__DESCRIPTION OF THE TASK__
Each entry that follows is to be retyped exactly. Pictures do not belong in the copy.

__SUPPLIED RECORDS__
----------

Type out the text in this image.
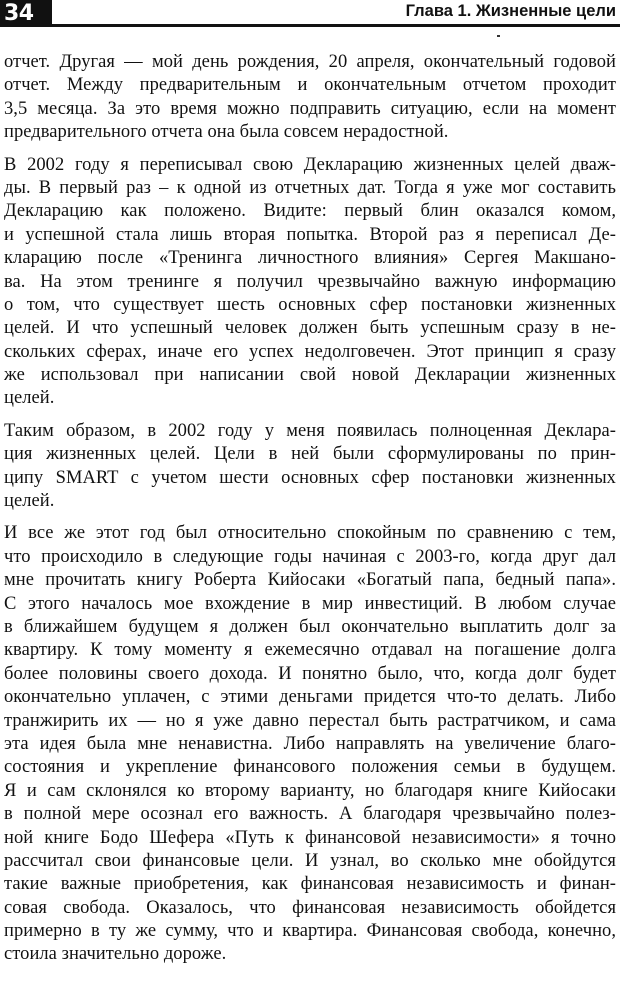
34	Глава 1. Жизненные цели
отчет. Другая — мой день рождения, 20 апреля, окончательный годовой
отчет. Между предварительным и окончательным отчетом проходит
3,5 месяца. За это время можно подправить ситуацию, если на момент
предварительного отчета она была совсем нерадостной.
В 2002 году я переписывал свою Декларацию жизненных целей дваж-
ды. В первый раз – к одной из отчетных дат. Тогда я уже мог составить
Декларацию как положено. Видите: первый блин оказался комом,
и успешной стала лишь вторая попытка. Второй раз я переписал Де-
кларацию после «Тренинга личностного влияния» Сергея Макшано-
ва. На этом тренинге я получил чрезвычайно важную информацию
о том, что существует шесть основных сфер постановки жизненных
целей. И что успешный человек должен быть успешным сразу в не-
скольких сферах, иначе его успех недолговечен. Этот принцип я сразу
же использовал при написании свой новой Декларации жизненных
целей.
Таким образом, в 2002 году у меня появилась полноценная Деклара-
ция жизненных целей. Цели в ней были сформулированы по прин-
ципу SMART с учетом шести основных сфер постановки жизненных
целей.
И все же этот год был относительно спокойным по сравнению с тем,
что происходило в следующие годы начиная с 2003-го, когда друг дал
мне прочитать книгу Роберта Кийосаки «Богатый папа, бедный папа».
С этого началось мое вхождение в мир инвестиций. В любом случае
в ближайшем будущем я должен был окончательно выплатить долг за
квартиру. К тому моменту я ежемесячно отдавал на погашение долга
более половины своего дохода. И понятно было, что, когда долг будет
окончательно уплачен, с этими деньгами придется что-то делать. Либо
транжирить их — но я уже давно перестал быть растратчиком, и сама
эта идея была мне ненавистна. Либо направлять на увеличение благо-
состояния и укрепление финансового положения семьи в будущем.
Я и сам склонялся ко второму варианту, но благодаря книге Кийосаки
в полной мере осознал его важность. А благодаря чрезвычайно полез-
ной книге Бодо Шефера «Путь к финансовой независимости» я точно
рассчитал свои финансовые цели. И узнал, во сколько мне обойдутся
такие важные приобретения, как финансовая независимость и финан-
совая свобода. Оказалось, что финансовая независимость обойдется
примерно в ту же сумму, что и квартира. Финансовая свобода, конечно,
стоила значительно дороже.
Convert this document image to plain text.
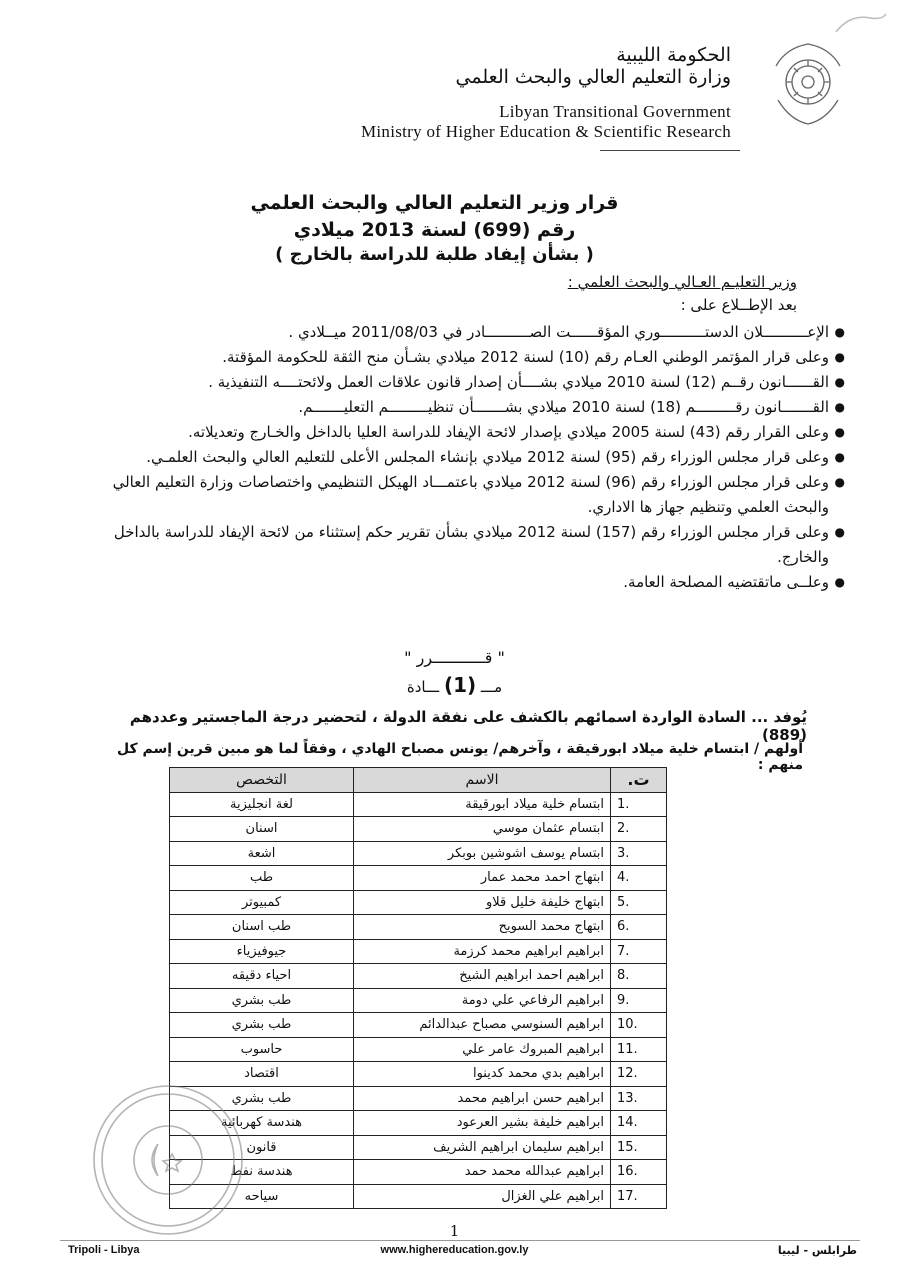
الحكومة الليبية
وزارة التعليم العالي والبحث العلمي
Libyan Transitional Government
Ministry of Higher Education & Scientific Research
قرار وزير التعليم العالي والبحث العلمي
رقم (699) لسنة 2013 ميلادي
( بشأن إيفاد طلبة للدراسة بالخارج )
وزير التعليـم العـالي والبحث العلمي :
بعد الإطــلاع على :
●
الإعــــــــــلان الدستــــــــــوري المؤقــــــت الصــــــــــادر في 2011/08/03 ميــلادي .
●
وعلى قرار المؤتمر الوطني العـام رقم (10) لسنة 2012 ميلادي بشـأن منح الثقة للحكومة المؤقتة.
●
القــــــانون رقــم (12) لسنة 2010 ميلادي بشــــأن إصدار قانون علاقات العمل ولائحتــــه التنفيذية .
●
القـــــــانون رقـــــــــم (18) لسنة 2010 ميلادي بشـــــــأن تنظيـــــــــم التعليـــــــم.
●
وعلى القرار رقم (43) لسنة 2005 ميلادي بإصدار لائحة الإيفاد للدراسة العليا بالداخل والخـارج وتعديلاته.
●
وعلى قرار مجلس الوزراء رقم (95) لسنة 2012 ميلادي بإنشاء المجلس الأعلى للتعليم العالي والبحث العلمـي.
●
وعلى قرار مجلس الوزراء رقم (96) لسنة 2012 ميلادي باعتمـــاد الهيكل التنظيمي واختصاصات وزارة التعليم العالي والبحث العلمي وتنظيم جهاز ها الاداري.
●
وعلى قرار مجلس الوزراء رقم (157) لسنة 2012 ميلادي بشأن تقرير حكم إستثناء من لائحة الإيفاد للدراسة بالداخل والخارج.
●
وعلــى ماتقتضيه المصلحة العامة.
" قـــــــــــرر "
مـــ (1) ـــادة
يُوفد ... السادة الواردة اسمائهم بالكشف على نفقة الدولة ، لتحضير درجة الماجستير وعددهم (889)
أولهم / ابتسام خلية ميلاد ابورقيقة ، وآخرهم/ يونس مصباح الهادي ، وفقاً لما هو مبين قرين إسم كل منهم :
ت.	الاسم	التخصص
1.	ابتسام خلية ميلاد ابورقيقة	لغة انجليزية
2.	ابتسام عثمان موسي	اسنان
3.	ابتسام يوسف اشوشين بوبكر	اشعة
4.	ابتهاج احمد محمد عمار	طب
5.	ابتهاج خليفة خليل قلاو	كمبيوتر
6.	ابتهاج محمد السويح	طب اسنان
7.	ابراهيم ابراهيم محمد كرزمة	جيوفيزياء
8.	ابراهيم احمد ابراهيم الشيخ	احياء دقيقه
9.	ابراهيم الرفاعي علي دومة	طب بشري
10.	ابراهيم السنوسي مصباح عبدالدائم	طب بشري
11.	ابراهيم المبروك عامر علي	حاسوب
12.	ابراهيم بدي محمد كدينوا	اقتصاد
13.	ابراهيم حسن ابراهيم محمد	طب بشري
14.	ابراهيم خليفة بشير العرعود	هندسة كهربائية
15.	ابراهيم سليمان ابراهيم الشريف	قانون
16.	ابراهيم عبدالله محمد حمد	هندسة نفط
17.	ابراهيم علي الغزال	سياحه
1
Tripoli - Libya	www.highereducation.gov.ly	طرابلس - ليبيا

----------

__RESULT OF THE TASK__
Type out the text in this image.
34	Глава 1. Жизненные цели
отчет. Другая — мой день рождения, 20 апреля, окончательный годовой
отчет. Между предварительным и окончательным отчетом проходит
3,5 месяца. За это время можно подправить ситуацию, если на момент
предварительного отчета она была совсем нерадостной.
В 2002 году я переписывал свою Декларацию жизненных целей дваж-
ды. В первый раз – к одной из отчетных дат. Тогда я уже мог составить
Декларацию как положено. Видите: первый блин оказался комом,
и успешной стала лишь вторая попытка. Второй раз я переписал Де-
кларацию после «Тренинга личностного влияния» Сергея Макшано-
ва. На этом тренинге я получил чрезвычайно важную информацию
о том, что существует шесть основных сфер постановки жизненных
целей. И что успешный человек должен быть успешным сразу в не-
скольких сферах, иначе его успех недолговечен. Этот принцип я сразу
же использовал при написании свой новой Декларации жизненных
целей.
Таким образом, в 2002 году у меня появилась полноценная Деклара-
ция жизненных целей. Цели в ней были сформулированы по прин-
ципу SMART с учетом шести основных сфер постановки жизненных
целей.
И все же этот год был относительно спокойным по сравнению с тем,
что происходило в следующие годы начиная с 2003-го, когда друг дал
мне прочитать книгу Роберта Кийосаки «Богатый папа, бедный папа».
С этого началось мое вхождение в мир инвестиций. В любом случае
в ближайшем будущем я должен был окончательно выплатить долг за
квартиру. К тому моменту я ежемесячно отдавал на погашение долга
более половины своего дохода. И понятно было, что, когда долг будет
окончательно уплачен, с этими деньгами придется что-то делать. Либо
транжирить их — но я уже давно перестал быть растратчиком, и сама
эта идея была мне ненавистна. Либо направлять на увеличение благо-
состояния и укрепление финансового положения семьи в будущем.
Я и сам склонялся ко второму варианту, но благодаря книге Кийосаки
в полной мере осознал его важность. А благодаря чрезвычайно полез-
ной книге Бодо Шефера «Путь к финансовой независимости» я точно
рассчитал свои финансовые цели. И узнал, во сколько мне обойдутся
такие важные приобретения, как финансовая независимость и финан-
совая свобода. Оказалось, что финансовая независимость обойдется
примерно в ту же сумму, что и квартира. Финансовая свобода, конечно,
стоила значительно дороже.
Convert this document image to plain text.
الحكومة الليبية
وزارة التعليم العالي والبحث العلمي
Libyan Transitional Government
Ministry of Higher Education & Scientific Research
قرار وزير التعليم العالي والبحث العلمي
رقم (699) لسنة 2013 ميلادي
( بشأن إيفاد طلبة للدراسة بالخارج )
وزير التعليـم العـالي والبحث العلمي :
بعد الإطــلاع على :
●
الإعــــــــــلان الدستــــــــــوري المؤقــــــت الصــــــــــادر في 2011/08/03 ميــلادي .
●
وعلى قرار المؤتمر الوطني العـام رقم (10) لسنة 2012 ميلادي بشـأن منح الثقة للحكومة المؤقتة.
●
القــــــانون رقــم (12) لسنة 2010 ميلادي بشــــأن إصدار قانون علاقات العمل ولائحتــــه التنفيذية .
●
القـــــــانون رقـــــــــم (18) لسنة 2010 ميلادي بشـــــــأن تنظيـــــــــم التعليـــــــم.
●
وعلى القرار رقم (43) لسنة 2005 ميلادي بإصدار لائحة الإيفاد للدراسة العليا بالداخل والخـارج وتعديلاته.
●
وعلى قرار مجلس الوزراء رقم (95) لسنة 2012 ميلادي بإنشاء المجلس الأعلى للتعليم العالي والبحث العلمـي.
●
وعلى قرار مجلس الوزراء رقم (96) لسنة 2012 ميلادي باعتمـــاد الهيكل التنظيمي واختصاصات وزارة التعليم العالي والبحث العلمي وتنظيم جهاز ها الاداري.
●
وعلى قرار مجلس الوزراء رقم (157) لسنة 2012 ميلادي بشأن تقرير حكم إستثناء من لائحة الإيفاد للدراسة بالداخل والخارج.
●
وعلــى ماتقتضيه المصلحة العامة.
" قـــــــــــرر "
مـــ (1) ـــادة
يُوفد ... السادة الواردة اسمائهم بالكشف على نفقة الدولة ، لتحضير درجة الماجستير وعددهم (889)
أولهم / ابتسام خلية ميلاد ابورقيقة ، وآخرهم/ يونس مصباح الهادي ، وفقاً لما هو مبين قرين إسم كل منهم :
ت.	الاسم	التخصص
1.	ابتسام خلية ميلاد ابورقيقة	لغة انجليزية
2.	ابتسام عثمان موسي	اسنان
3.	ابتسام يوسف اشوشين بوبكر	اشعة
4.	ابتهاج احمد محمد عمار	طب
5.	ابتهاج خليفة خليل قلاو	كمبيوتر
6.	ابتهاج محمد السويح	طب اسنان
7.	ابراهيم ابراهيم محمد كرزمة	جيوفيزياء
8.	ابراهيم احمد ابراهيم الشيخ	احياء دقيقه
9.	ابراهيم الرفاعي علي دومة	طب بشري
10.	ابراهيم السنوسي مصباح عبدالدائم	طب بشري
11.	ابراهيم المبروك عامر علي	حاسوب
12.	ابراهيم بدي محمد كدينوا	اقتصاد
13.	ابراهيم حسن ابراهيم محمد	طب بشري
14.	ابراهيم خليفة بشير العرعود	هندسة كهربائية
15.	ابراهيم سليمان ابراهيم الشريف	قانون
16.	ابراهيم عبدالله محمد حمد	هندسة نفط
17.	ابراهيم علي الغزال	سياحه
1
Tripoli - Libya	www.highereducation.gov.ly	طرابلس - ليبيا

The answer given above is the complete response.